>> Start DATASET ROWS

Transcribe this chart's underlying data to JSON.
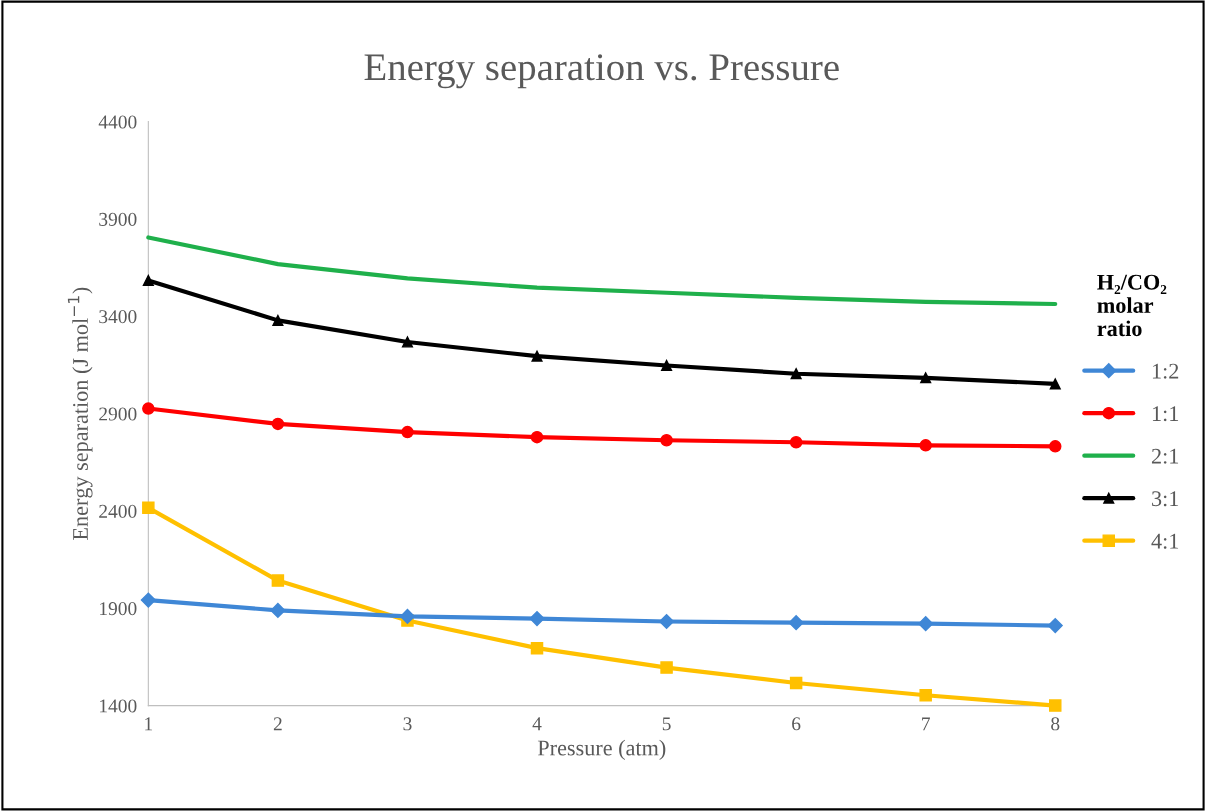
{
  "chart_data": {
    "type": "line",
    "title": "Energy separation vs. Pressure",
    "xlabel": "Pressure (atm)",
    "ylabel": "Energy separation (J mol$^{−1}$)",
    "legend_title": "H₂/CO₂\nmolar\nratio",
    "x": [
      1,
      2,
      3,
      4,
      5,
      6,
      7,
      8
    ],
    "series": [
      {
        "name": "1:2",
        "color": "#3f87d6",
        "marker": "diamond",
        "values": [
          1942,
          1889,
          1858,
          1847,
          1832,
          1826,
          1821,
          1811
        ]
      },
      {
        "name": "1:1",
        "color": "#ff0000",
        "marker": "circle",
        "values": [
          2926,
          2847,
          2805,
          2779,
          2763,
          2753,
          2737,
          2732
        ]
      },
      {
        "name": "2:1",
        "color": "#1fb04b",
        "marker": "none",
        "values": [
          3805,
          3668,
          3595,
          3547,
          3521,
          3495,
          3474,
          3463
        ]
      },
      {
        "name": "3:1",
        "color": "#000000",
        "marker": "triangle",
        "values": [
          3584,
          3379,
          3268,
          3195,
          3147,
          3105,
          3084,
          3053
        ]
      },
      {
        "name": "4:1",
        "color": "#ffc000",
        "marker": "square",
        "values": [
          2416,
          2042,
          1837,
          1695,
          1595,
          1516,
          1453,
          1400
        ]
      }
    ],
    "xlim": [
      1,
      8
    ],
    "xticks": [
      1,
      2,
      3,
      4,
      5,
      6,
      7,
      8
    ],
    "ylim": [
      1400,
      4400
    ],
    "yticks": [
      1400,
      1900,
      2400,
      2900,
      3400,
      3900,
      4400
    ],
    "grid": false,
    "legend": "right",
    "line_style": "solid"
  }
}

>> End DATASET ROWS

#### EXERCISE TASK
Looking at the listing above, count the lines that contain "name" and give nothing but the number.

#### TASK OUTPUT
5